[Stated task]
Carry none of the pictures over; write out the complete data exactly.

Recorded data
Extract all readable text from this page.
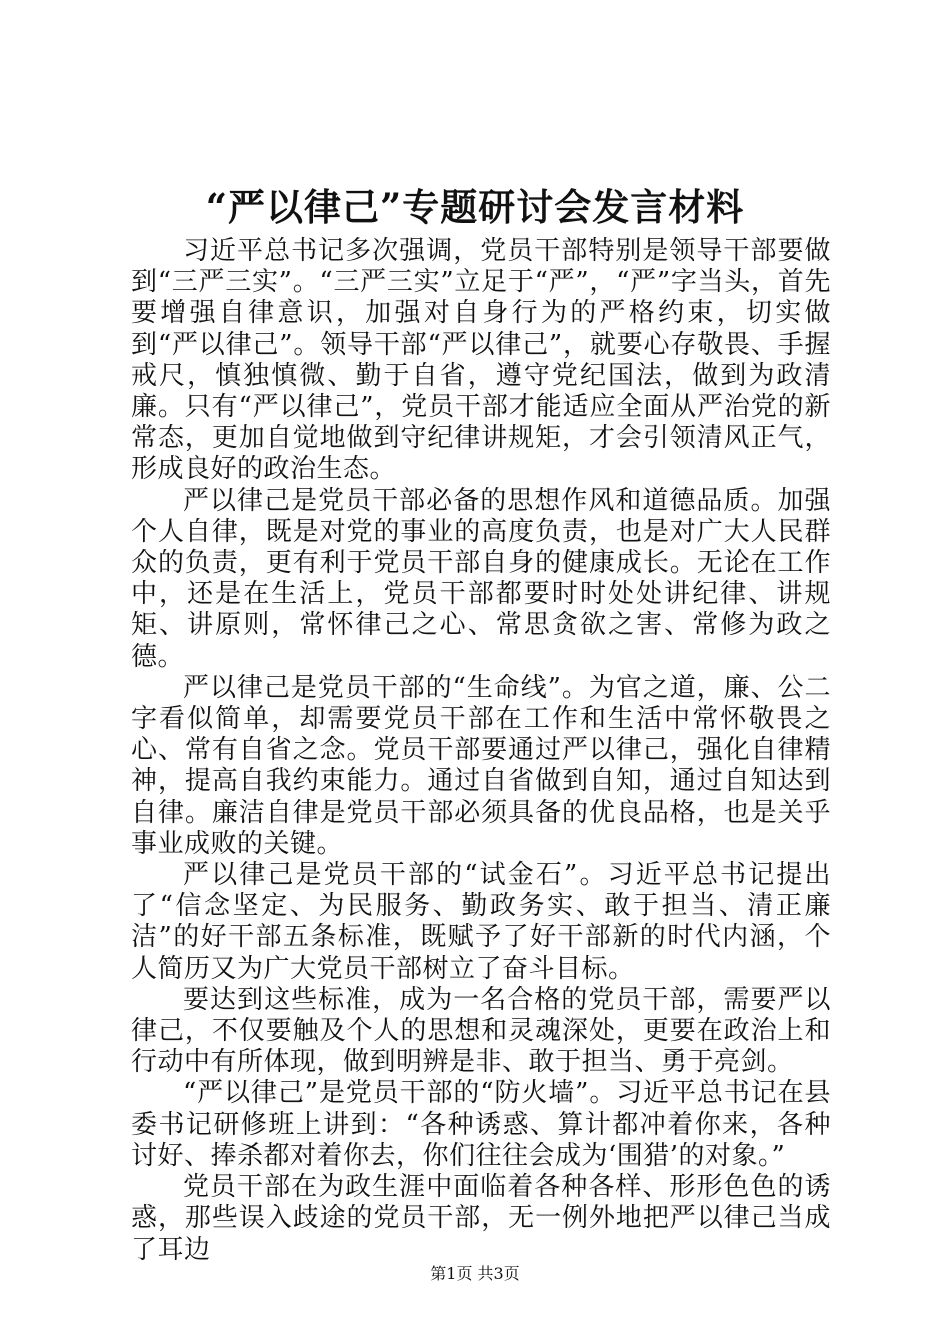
“严以律己”专题研讨会发言材料

习近平总书记多次强调，党员干部特别是领导干部要做到“三严三实”。“三严三实”立足于“严”，“严”字当头，首先要增强自律意识，加强对自身行为的严格约束，切实做到“严以律己”。领导干部“严以律己”，就要心存敬畏、手握戒尺，慎独慎微、勤于自省，遵守党纪国法，做到为政清廉。只有“严以律己”，党员干部才能适应全面从严治党的新常态，更加自觉地做到守纪律讲规矩，才会引领清风正气，形成良好的政治生态。

严以律己是党员干部必备的思想作风和道德品质。加强个人自律，既是对党的事业的高度负责，也是对广大人民群众的负责，更有利于党员干部自身的健康成长。无论在工作中，还是在生活上，党员干部都要时时处处讲纪律、讲规矩、讲原则，常怀律己之心、常思贪欲之害、常修为政之德。

严以律己是党员干部的“生命线”。为官之道，廉、公二字看似简单，却需要党员干部在工作和生活中常怀敬畏之心、常有自省之念。党员干部要通过严以律己，强化自律精神，提高自我约束能力。通过自省做到自知，通过自知达到自律。廉洁自律是党员干部必须具备的优良品格，也是关乎事业成败的关键。

严以律己是党员干部的“试金石”。习近平总书记提出了“信念坚定、为民服务、勤政务实、敢于担当、清正廉洁”的好干部五条标准，既赋予了好干部新的时代内涵，个人简历又为广大党员干部树立了奋斗目标。

要达到这些标准，成为一名合格的党员干部，需要严以律己，不仅要触及个人的思想和灵魂深处，更要在政治上和行动中有所体现，做到明辨是非、敢于担当、勇于亮剑。

“严以律己”是党员干部的“防火墙”。习近平总书记在县委书记研修班上讲到：“各种诱惑、算计都冲着你来，各种讨好、捧杀都对着你去，你们往往会成为‘围猎’的对象。”

党员干部在为政生涯中面临着各种各样、形形色色的诱惑，那些误入歧途的党员干部，无一例外地把严以律己当成了耳边

第1页 共3页
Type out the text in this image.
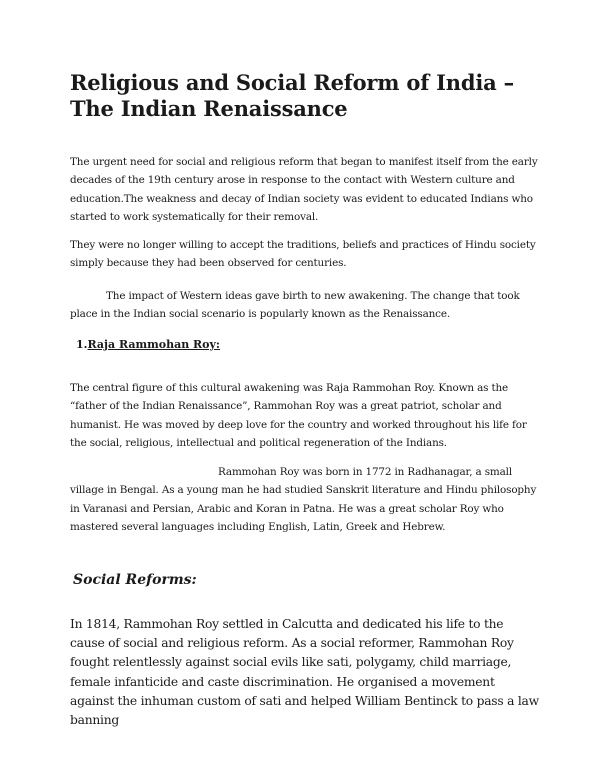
Religious and Social Reform of India – The Indian Renaissance

The urgent need for social and religious reform that began to manifest itself from the early decades of the 19th century arose in response to the contact with Western culture and education.The weakness and decay of Indian society was evident to educated Indians who started to work systematically for their removal.

They were no longer willing to accept the traditions, beliefs and practices of Hindu society simply because they had been observed for centuries.

The impact of Western ideas gave birth to new awakening. The change that took place in the Indian social scenario is popularly known as the Renaissance.

1.Raja Rammohan Roy:

The central figure of this cultural awakening was Raja Rammohan Roy. Known as the “father of the Indian Renaissance”, Rammohan Roy was a great patriot, scholar and humanist. He was moved by deep love for the country and worked throughout his life for the social, religious, intellectual and political regeneration of the Indians.

Rammohan Roy was born in 1772 in Radhanagar, a small village in Bengal. As a young man he had studied Sanskrit literature and Hindu philosophy in Varanasi and Persian, Arabic and Koran in Patna. He was a great scholar Roy who mastered several languages including English, Latin, Greek and Hebrew.

Social Reforms:

In 1814, Rammohan Roy settled in Calcutta and dedicated his life to the cause of social and religious reform. As a social reformer, Rammohan Roy fought relentlessly against social evils like sati, polygamy, child marriage, female infanticide and caste discrimination. He organised a movement against the inhuman custom of sati and helped William Bentinck to pass a law banning
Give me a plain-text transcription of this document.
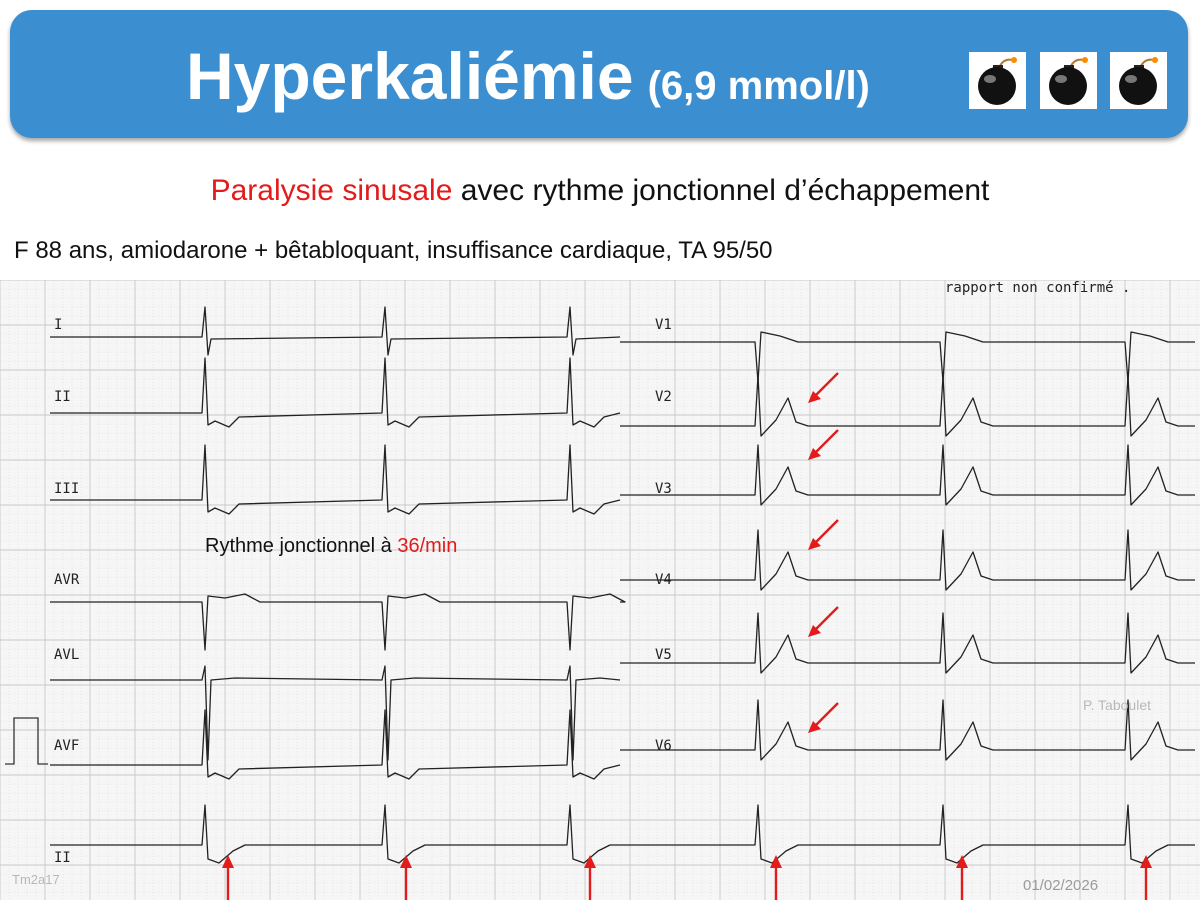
Hyperkaliémie (6,9 mmol/l)
Paralysie sinusale avec rythme jonctionnel d’échappement
F 88 ans, amiodarone + bêtabloquant, insuffisance cardiaque, TA 95/50
rapport non confirmé .
I
II
III
AVR
AVL
AVF
II
V1
V2
V3
V4
V5
V6
Rythme jonctionnel à 36/min
P. Taboulet
Tm2a17	01/02/2026
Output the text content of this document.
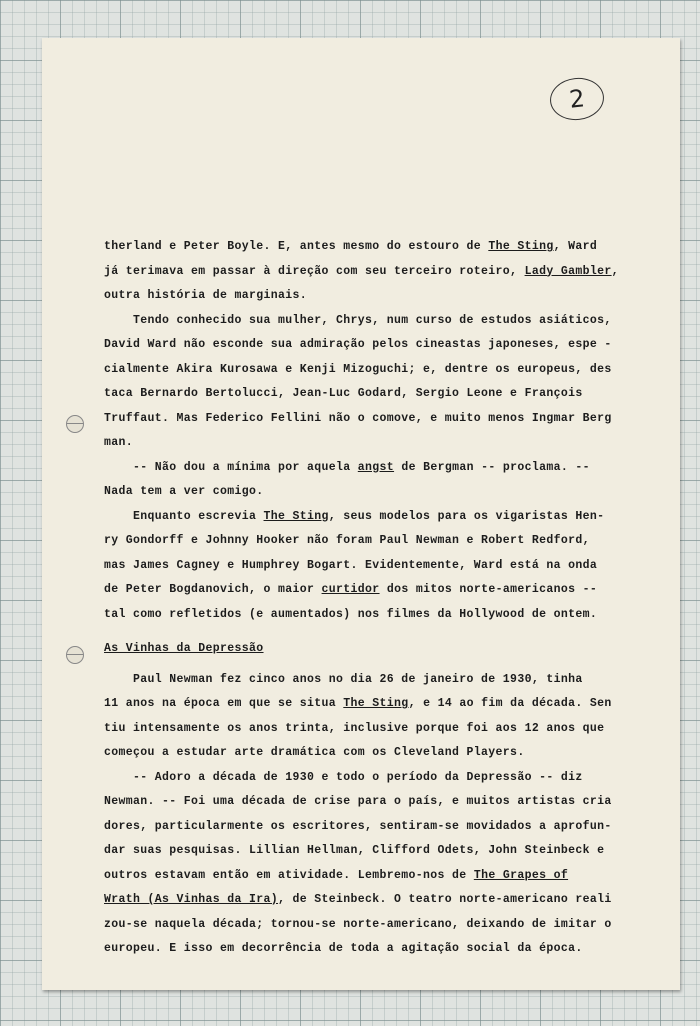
2
therland e Peter Boyle. E, antes mesmo do estouro de The Sting, Ward
já terimava em passar à direção com seu terceiro roteiro, Lady Gambler,
outra história de marginais.
Tendo conhecido sua mulher, Chrys, num curso de estudos asiáticos,
David Ward não esconde sua admiração pelos cineastas japoneses, espe -
cialmente Akira Kurosawa e Kenji Mizoguchi; e, dentre os europeus, des
taca Bernardo Bertolucci, Jean-Luc Godard, Sergio Leone e François
Truffaut. Mas Federico Fellini não o comove, e muito menos Ingmar Berg
man.
-- Não dou a mínima por aquela angst de Bergman -- proclama. --
Nada tem a ver comigo.
Enquanto escrevia The Sting, seus modelos para os vigaristas Hen-
ry Gondorff e Johnny Hooker não foram Paul Newman e Robert Redford,
mas James Cagney e Humphrey Bogart. Evidentemente, Ward está na onda
de Peter Bogdanovich, o maior curtidor dos mitos norte-americanos --
tal como refletidos (e aumentados) nos filmes da Hollywood de ontem.
As Vinhas da Depressão
Paul Newman fez cinco anos no dia 26 de janeiro de 1930, tinha
11 anos na época em que se situa The Sting, e 14 ao fim da década. Sen
tiu intensamente os anos trinta, inclusive porque foi aos 12 anos que
começou a estudar arte dramática com os Cleveland Players.
-- Adoro a década de 1930 e todo o período da Depressão -- diz
Newman. -- Foi uma década de crise para o país, e muitos artistas cria
dores, particularmente os escritores, sentiram-se movidados a aprofun-
dar suas pesquisas. Lillian Hellman, Clifford Odets, John Steinbeck e
outros estavam então em atividade. Lembremo-nos de The Grapes of
Wrath (As Vinhas da Ira), de Steinbeck. O teatro norte-americano reali
zou-se naquela década; tornou-se norte-americano, deixando de imitar o
europeu. E isso em decorrência de toda a agitação social da época.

[Answer in full]
Extract all readable text from this page.
“严以律己”专题研讨会发言材料

习近平总书记多次强调，党员干部特别是领导干部要做到“三严三实”。“三严三实”立足于“严”，“严”字当头，首先要增强自律意识，加强对自身行为的严格约束，切实做到“严以律己”。领导干部“严以律己”，就要心存敬畏、手握戒尺，慎独慎微、勤于自省，遵守党纪国法，做到为政清廉。只有“严以律己”，党员干部才能适应全面从严治党的新常态，更加自觉地做到守纪律讲规矩，才会引领清风正气，形成良好的政治生态。

严以律己是党员干部必备的思想作风和道德品质。加强个人自律，既是对党的事业的高度负责，也是对广大人民群众的负责，更有利于党员干部自身的健康成长。无论在工作中，还是在生活上，党员干部都要时时处处讲纪律、讲规矩、讲原则，常怀律己之心、常思贪欲之害、常修为政之德。

严以律己是党员干部的“生命线”。为官之道，廉、公二字看似简单，却需要党员干部在工作和生活中常怀敬畏之心、常有自省之念。党员干部要通过严以律己，强化自律精神，提高自我约束能力。通过自省做到自知，通过自知达到自律。廉洁自律是党员干部必须具备的优良品格，也是关乎事业成败的关键。

严以律己是党员干部的“试金石”。习近平总书记提出了“信念坚定、为民服务、勤政务实、敢于担当、清正廉洁”的好干部五条标准，既赋予了好干部新的时代内涵，个人简历又为广大党员干部树立了奋斗目标。

要达到这些标准，成为一名合格的党员干部，需要严以律己，不仅要触及个人的思想和灵魂深处，更要在政治上和行动中有所体现，做到明辨是非、敢于担当、勇于亮剑。

“严以律己”是党员干部的“防火墙”。习近平总书记在县委书记研修班上讲到：“各种诱惑、算计都冲着你来，各种讨好、捧杀都对着你去，你们往往会成为‘围猎’的对象。”

党员干部在为政生涯中面临着各种各样、形形色色的诱惑，那些误入歧途的党员干部，无一例外地把严以律己当成了耳边

第1页 共3页
Type out the text in this image.
Religious and Social Reform of India – The Indian Renaissance

The urgent need for social and religious reform that began to manifest itself from the early decades of the 19th century arose in response to the contact with Western culture and education.The weakness and decay of Indian society was evident to educated Indians who started to work systematically for their removal.

They were no longer willing to accept the traditions, beliefs and practices of Hindu society simply because they had been observed for centuries.

The impact of Western ideas gave birth to new awakening. The change that took place in the Indian social scenario is popularly known as the Renaissance.

1.Raja Rammohan Roy:

The central figure of this cultural awakening was Raja Rammohan Roy. Known as the “father of the Indian Renaissance”, Rammohan Roy was a great patriot, scholar and humanist. He was moved by deep love for the country and worked throughout his life for the social, religious, intellectual and political regeneration of the Indians.

Rammohan Roy was born in 1772 in Radhanagar, a small village in Bengal. As a young man he had studied Sanskrit literature and Hindu philosophy in Varanasi and Persian, Arabic and Koran in Patna. He was a great scholar Roy who mastered several languages including English, Latin, Greek and Hebrew.

Social Reforms:

In 1814, Rammohan Roy settled in Calcutta and dedicated his life to the cause of social and religious reform. As a social reformer, Rammohan Roy fought relentlessly against social evils like sati, polygamy, child marriage, female infanticide and caste discrimination. He organised a movement against the inhuman custom of sati and helped William Bentinck to pass a law banning
Give me a plain-text transcription of this document.
Hyperkaliémie (6,9 mmol/l)
Paralysie sinusale avec rythme jonctionnel d’échappement
F 88 ans, amiodarone + bêtabloquant, insuffisance cardiaque, TA 95/50
rapport non confirmé .
I
II
III
AVR
AVL
AVF
II
V1
V2
V3
V4
V5
V6
Rythme jonctionnel à 36/min
P. Taboulet
Tm2a17	01/02/2026
Output the text content of this document.
2
therland e Peter Boyle. E, antes mesmo do estouro de The Sting, Ward
já terimava em passar à direção com seu terceiro roteiro, Lady Gambler,
outra história de marginais.
Tendo conhecido sua mulher, Chrys, num curso de estudos asiáticos,
David Ward não esconde sua admiração pelos cineastas japoneses, espe -
cialmente Akira Kurosawa e Kenji Mizoguchi; e, dentre os europeus, des
taca Bernardo Bertolucci, Jean-Luc Godard, Sergio Leone e François
Truffaut. Mas Federico Fellini não o comove, e muito menos Ingmar Berg
man.
-- Não dou a mínima por aquela angst de Bergman -- proclama. --
Nada tem a ver comigo.
Enquanto escrevia The Sting, seus modelos para os vigaristas Hen-
ry Gondorff e Johnny Hooker não foram Paul Newman e Robert Redford,
mas James Cagney e Humphrey Bogart. Evidentemente, Ward está na onda
de Peter Bogdanovich, o maior curtidor dos mitos norte-americanos --
tal como refletidos (e aumentados) nos filmes da Hollywood de ontem.
As Vinhas da Depressão
Paul Newman fez cinco anos no dia 26 de janeiro de 1930, tinha
11 anos na época em que se situa The Sting, e 14 ao fim da década. Sen
tiu intensamente os anos trinta, inclusive porque foi aos 12 anos que
começou a estudar arte dramática com os Cleveland Players.
-- Adoro a década de 1930 e todo o período da Depressão -- diz
Newman. -- Foi uma década de crise para o país, e muitos artistas cria
dores, particularmente os escritores, sentiram-se movidados a aprofun-
dar suas pesquisas. Lillian Hellman, Clifford Odets, John Steinbeck e
outros estavam então em atividade. Lembremo-nos de The Grapes of
Wrath (As Vinhas da Ira), de Steinbeck. O teatro norte-americano reali
zou-se naquela década; tornou-se norte-americano, deixando de imitar o
europeu. E isso em decorrência de toda a agitação social da época.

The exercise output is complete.